What is asked – Go through the data below line by line and count those containing the word "JSON". Reply with the count only.

Dataset items
[start]

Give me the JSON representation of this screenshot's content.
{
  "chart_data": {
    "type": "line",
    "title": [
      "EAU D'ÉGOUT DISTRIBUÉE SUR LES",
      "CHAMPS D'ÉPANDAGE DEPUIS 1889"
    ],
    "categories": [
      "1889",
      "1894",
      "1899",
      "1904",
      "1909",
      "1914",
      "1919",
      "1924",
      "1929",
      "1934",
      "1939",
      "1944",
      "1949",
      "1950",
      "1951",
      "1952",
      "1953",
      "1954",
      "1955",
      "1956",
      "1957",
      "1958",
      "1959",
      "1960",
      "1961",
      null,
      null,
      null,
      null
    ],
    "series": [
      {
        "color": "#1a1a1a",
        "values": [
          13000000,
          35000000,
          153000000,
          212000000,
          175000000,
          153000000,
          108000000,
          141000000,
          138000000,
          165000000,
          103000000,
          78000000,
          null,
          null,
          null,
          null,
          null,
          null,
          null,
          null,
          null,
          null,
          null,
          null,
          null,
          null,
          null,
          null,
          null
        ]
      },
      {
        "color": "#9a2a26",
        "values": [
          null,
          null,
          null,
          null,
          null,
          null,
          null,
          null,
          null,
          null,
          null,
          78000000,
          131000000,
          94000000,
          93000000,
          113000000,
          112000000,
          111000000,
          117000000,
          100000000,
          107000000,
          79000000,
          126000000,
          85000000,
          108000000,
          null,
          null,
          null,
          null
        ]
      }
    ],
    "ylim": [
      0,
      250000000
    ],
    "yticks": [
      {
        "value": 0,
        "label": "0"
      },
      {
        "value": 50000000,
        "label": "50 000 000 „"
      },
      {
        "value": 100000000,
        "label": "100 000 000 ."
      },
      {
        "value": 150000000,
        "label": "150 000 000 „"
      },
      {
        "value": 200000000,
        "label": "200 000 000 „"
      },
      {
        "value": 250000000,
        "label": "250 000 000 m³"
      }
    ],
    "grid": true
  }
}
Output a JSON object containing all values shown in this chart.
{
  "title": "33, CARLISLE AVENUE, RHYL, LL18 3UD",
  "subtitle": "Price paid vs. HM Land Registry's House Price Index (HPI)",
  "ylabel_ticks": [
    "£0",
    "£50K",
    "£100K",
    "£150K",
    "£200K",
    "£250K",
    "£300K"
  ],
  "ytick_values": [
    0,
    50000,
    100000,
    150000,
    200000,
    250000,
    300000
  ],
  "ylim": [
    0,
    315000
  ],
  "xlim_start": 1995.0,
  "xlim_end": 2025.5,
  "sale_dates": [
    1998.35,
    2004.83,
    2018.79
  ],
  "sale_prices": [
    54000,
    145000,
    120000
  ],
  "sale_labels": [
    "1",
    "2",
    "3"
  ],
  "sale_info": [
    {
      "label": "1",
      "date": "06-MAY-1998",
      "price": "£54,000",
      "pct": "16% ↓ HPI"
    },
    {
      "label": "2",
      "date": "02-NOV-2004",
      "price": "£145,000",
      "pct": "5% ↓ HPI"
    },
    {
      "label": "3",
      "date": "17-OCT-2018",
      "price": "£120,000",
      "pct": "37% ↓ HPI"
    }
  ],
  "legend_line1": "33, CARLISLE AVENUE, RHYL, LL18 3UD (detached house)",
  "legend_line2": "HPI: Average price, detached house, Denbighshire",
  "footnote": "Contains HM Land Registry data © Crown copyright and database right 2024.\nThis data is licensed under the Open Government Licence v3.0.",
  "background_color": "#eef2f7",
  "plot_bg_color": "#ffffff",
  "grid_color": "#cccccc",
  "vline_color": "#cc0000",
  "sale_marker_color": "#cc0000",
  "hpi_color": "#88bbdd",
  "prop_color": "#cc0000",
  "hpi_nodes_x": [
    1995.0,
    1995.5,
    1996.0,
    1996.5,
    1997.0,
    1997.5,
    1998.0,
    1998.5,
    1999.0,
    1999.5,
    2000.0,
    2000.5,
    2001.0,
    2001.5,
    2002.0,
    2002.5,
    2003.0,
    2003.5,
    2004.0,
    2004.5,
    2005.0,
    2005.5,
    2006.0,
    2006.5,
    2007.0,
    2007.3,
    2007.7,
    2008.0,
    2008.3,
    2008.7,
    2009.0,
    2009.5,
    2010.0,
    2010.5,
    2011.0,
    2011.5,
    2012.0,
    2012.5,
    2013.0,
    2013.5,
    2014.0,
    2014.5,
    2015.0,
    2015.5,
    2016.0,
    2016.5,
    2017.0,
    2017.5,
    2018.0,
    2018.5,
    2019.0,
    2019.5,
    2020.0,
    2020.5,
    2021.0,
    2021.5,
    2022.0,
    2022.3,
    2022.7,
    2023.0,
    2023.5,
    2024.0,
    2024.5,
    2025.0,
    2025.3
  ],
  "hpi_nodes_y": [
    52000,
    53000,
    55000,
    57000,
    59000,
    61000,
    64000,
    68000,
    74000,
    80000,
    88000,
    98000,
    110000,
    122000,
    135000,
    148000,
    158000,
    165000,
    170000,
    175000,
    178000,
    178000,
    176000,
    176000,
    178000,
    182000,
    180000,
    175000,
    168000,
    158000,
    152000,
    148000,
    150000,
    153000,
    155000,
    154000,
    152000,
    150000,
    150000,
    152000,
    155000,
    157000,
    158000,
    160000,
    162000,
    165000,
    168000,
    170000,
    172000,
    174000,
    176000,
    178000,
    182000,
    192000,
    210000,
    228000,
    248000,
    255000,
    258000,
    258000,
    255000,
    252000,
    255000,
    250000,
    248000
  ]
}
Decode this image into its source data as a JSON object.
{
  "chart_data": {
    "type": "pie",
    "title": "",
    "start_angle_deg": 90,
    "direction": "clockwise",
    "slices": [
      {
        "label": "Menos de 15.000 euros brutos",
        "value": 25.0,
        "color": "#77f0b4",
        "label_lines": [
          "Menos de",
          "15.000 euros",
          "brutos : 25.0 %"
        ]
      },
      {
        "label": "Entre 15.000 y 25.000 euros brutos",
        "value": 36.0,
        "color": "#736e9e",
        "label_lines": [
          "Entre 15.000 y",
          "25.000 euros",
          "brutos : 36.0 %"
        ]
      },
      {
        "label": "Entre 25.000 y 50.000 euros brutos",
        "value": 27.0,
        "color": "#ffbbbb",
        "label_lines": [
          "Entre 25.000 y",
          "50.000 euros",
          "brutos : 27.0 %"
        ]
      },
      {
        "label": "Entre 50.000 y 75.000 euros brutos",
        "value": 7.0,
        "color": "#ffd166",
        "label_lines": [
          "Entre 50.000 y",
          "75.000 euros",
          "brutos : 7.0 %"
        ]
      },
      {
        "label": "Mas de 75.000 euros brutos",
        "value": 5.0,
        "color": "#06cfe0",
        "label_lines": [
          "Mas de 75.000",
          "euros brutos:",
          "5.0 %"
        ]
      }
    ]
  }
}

[end]
[start]

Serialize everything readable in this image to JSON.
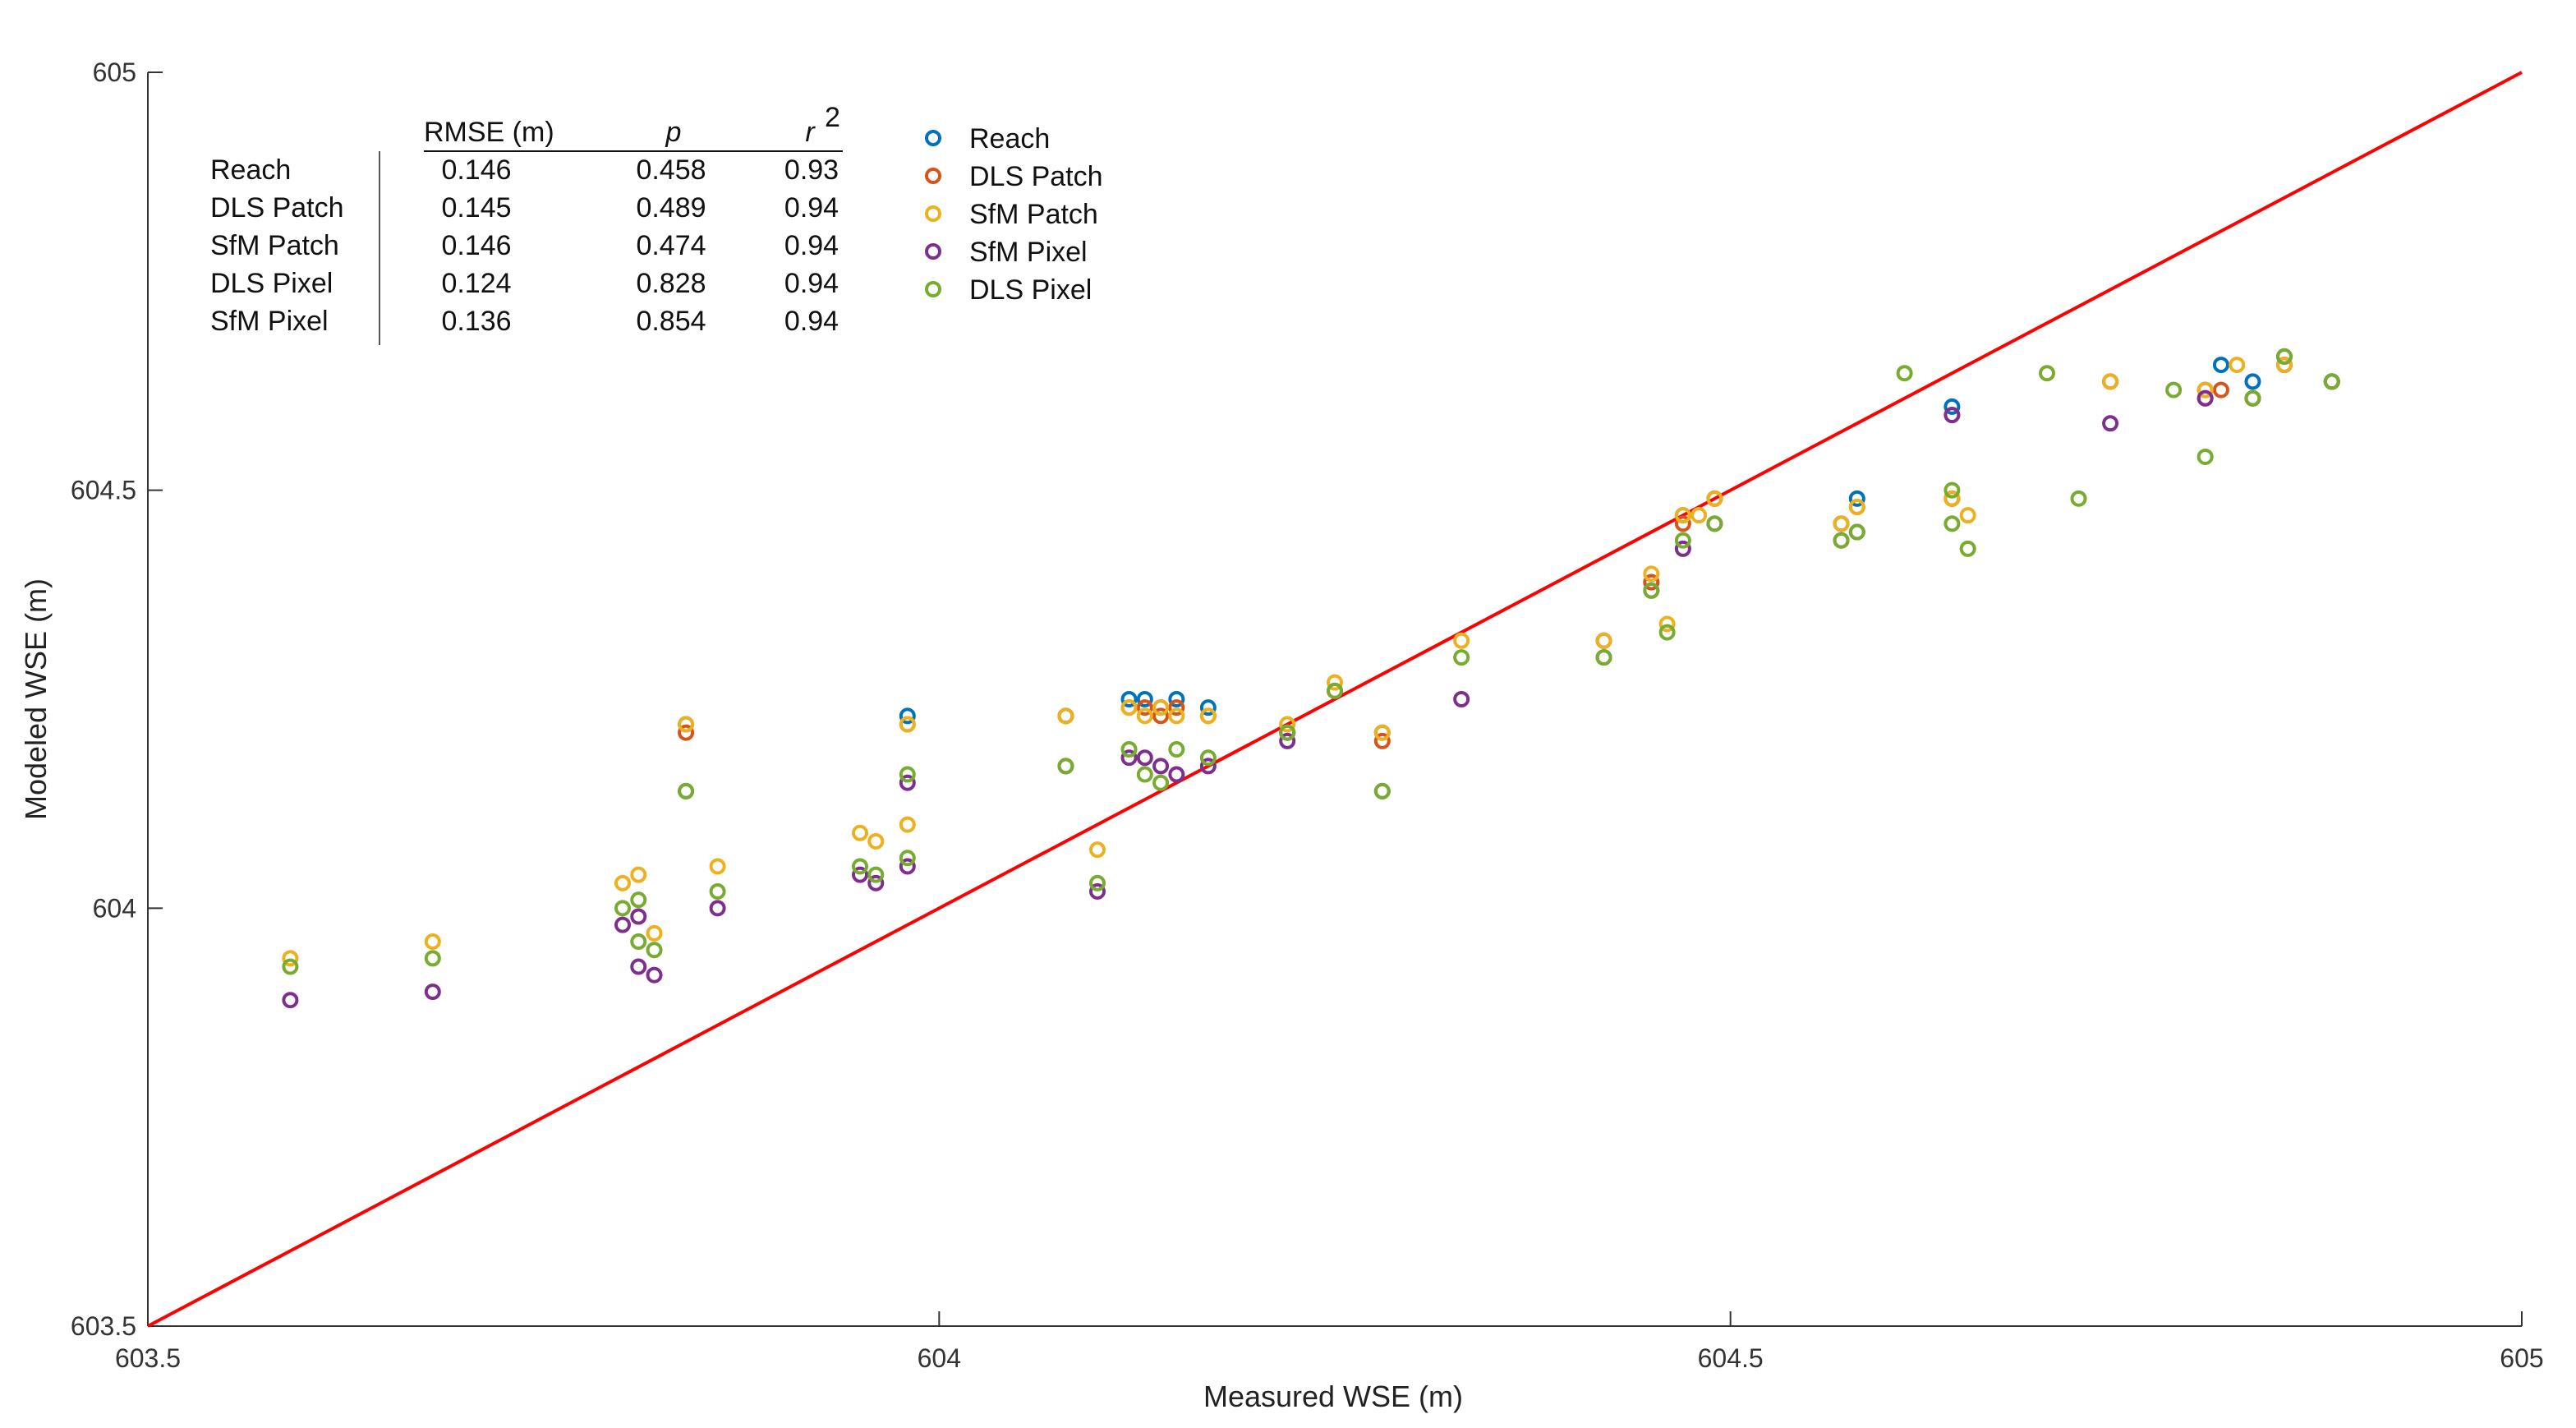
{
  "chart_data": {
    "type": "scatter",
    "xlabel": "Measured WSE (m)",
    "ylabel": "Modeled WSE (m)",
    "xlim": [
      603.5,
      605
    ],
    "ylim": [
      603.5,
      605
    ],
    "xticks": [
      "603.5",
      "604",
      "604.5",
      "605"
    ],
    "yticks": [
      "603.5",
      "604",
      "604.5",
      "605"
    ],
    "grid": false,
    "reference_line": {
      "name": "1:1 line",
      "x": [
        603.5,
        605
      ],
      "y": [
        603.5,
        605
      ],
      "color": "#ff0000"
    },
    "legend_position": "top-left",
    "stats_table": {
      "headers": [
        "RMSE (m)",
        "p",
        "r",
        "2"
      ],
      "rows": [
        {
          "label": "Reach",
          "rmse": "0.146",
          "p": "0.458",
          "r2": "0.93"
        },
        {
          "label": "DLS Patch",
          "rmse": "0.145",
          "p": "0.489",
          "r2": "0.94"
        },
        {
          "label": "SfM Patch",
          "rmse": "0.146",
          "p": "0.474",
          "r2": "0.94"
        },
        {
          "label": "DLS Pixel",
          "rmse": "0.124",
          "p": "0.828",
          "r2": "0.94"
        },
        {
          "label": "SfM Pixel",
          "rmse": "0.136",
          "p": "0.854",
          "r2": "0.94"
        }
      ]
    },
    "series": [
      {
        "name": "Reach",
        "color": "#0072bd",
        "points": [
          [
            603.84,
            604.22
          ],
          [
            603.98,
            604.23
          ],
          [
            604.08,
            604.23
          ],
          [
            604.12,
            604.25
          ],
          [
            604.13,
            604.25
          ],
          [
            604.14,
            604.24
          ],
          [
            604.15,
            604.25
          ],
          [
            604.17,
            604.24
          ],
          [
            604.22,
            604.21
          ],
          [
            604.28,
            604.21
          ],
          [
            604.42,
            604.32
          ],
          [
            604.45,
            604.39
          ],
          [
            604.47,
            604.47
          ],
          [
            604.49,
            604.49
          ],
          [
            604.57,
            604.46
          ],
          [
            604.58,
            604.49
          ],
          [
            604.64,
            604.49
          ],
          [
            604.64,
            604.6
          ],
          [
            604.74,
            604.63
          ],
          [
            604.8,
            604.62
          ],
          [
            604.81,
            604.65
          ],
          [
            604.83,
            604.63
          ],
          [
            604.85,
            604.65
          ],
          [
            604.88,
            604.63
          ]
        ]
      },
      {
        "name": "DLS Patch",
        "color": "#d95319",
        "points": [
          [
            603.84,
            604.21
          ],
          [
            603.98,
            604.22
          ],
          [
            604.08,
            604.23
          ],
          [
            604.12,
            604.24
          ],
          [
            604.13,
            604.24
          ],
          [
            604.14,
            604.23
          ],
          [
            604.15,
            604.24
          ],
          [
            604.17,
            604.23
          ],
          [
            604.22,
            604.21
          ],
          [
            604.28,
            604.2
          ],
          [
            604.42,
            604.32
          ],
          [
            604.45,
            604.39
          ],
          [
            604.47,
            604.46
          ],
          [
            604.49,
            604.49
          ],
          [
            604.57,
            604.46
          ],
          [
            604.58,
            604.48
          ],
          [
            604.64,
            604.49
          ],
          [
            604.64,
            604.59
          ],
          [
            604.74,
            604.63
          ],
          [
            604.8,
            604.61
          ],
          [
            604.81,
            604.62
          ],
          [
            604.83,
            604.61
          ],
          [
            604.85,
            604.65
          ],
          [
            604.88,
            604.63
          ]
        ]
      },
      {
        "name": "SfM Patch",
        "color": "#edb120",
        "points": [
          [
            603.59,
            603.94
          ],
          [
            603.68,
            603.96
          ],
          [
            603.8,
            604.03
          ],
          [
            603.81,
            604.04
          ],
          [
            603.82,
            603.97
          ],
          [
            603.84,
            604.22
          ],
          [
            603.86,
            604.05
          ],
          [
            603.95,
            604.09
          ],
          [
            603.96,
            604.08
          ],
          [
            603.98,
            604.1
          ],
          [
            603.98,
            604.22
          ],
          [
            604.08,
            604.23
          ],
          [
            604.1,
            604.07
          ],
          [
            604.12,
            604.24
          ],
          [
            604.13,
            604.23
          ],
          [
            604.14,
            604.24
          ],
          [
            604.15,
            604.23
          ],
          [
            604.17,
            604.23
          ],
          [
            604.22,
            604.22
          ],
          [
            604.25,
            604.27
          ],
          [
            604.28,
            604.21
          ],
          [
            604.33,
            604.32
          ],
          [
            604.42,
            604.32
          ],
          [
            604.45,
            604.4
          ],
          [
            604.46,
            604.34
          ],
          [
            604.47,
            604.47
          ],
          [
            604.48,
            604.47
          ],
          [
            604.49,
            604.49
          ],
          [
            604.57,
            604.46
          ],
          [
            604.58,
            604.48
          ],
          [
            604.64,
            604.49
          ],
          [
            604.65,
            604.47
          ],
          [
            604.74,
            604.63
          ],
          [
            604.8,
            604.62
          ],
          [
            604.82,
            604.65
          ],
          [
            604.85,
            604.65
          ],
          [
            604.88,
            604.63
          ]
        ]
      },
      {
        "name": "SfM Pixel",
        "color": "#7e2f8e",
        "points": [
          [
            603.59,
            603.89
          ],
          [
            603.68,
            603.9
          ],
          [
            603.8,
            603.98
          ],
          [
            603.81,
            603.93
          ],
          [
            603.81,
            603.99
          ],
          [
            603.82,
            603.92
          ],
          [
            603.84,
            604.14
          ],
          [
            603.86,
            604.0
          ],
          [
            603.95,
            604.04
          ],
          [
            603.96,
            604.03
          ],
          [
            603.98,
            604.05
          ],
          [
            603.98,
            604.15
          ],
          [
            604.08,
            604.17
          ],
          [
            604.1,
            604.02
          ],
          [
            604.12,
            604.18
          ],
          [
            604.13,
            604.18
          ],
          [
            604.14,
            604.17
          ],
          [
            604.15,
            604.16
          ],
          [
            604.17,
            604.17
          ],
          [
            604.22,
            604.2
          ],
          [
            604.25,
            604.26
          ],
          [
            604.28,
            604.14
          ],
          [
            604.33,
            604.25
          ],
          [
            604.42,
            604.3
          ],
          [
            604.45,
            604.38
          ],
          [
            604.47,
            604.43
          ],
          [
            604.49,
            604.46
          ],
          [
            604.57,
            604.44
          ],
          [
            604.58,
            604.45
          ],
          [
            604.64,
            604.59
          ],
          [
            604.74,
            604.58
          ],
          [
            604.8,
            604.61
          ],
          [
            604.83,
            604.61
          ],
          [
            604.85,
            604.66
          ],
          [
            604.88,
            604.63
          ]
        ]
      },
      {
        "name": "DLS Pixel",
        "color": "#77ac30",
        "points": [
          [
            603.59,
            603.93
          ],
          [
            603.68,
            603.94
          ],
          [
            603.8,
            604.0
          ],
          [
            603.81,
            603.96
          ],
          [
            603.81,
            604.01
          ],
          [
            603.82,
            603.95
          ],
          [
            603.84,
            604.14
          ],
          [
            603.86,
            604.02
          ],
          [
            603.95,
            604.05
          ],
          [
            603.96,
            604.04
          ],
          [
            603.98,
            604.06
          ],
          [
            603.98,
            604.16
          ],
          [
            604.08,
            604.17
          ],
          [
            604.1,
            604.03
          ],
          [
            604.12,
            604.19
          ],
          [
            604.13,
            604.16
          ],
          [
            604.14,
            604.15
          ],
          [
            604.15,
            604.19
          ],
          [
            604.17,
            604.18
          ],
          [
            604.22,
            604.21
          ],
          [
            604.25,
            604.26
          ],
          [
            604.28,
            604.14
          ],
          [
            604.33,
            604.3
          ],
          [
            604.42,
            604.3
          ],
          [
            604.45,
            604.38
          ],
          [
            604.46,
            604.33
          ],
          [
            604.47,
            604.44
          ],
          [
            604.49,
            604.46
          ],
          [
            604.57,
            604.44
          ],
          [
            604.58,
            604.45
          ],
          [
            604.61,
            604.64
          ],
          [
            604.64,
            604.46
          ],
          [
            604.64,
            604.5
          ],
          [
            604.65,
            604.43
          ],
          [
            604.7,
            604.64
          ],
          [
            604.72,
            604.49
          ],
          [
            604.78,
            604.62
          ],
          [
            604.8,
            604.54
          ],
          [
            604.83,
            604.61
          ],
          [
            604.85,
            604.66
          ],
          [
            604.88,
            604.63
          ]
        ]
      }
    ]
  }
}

[end]

Task answer – 4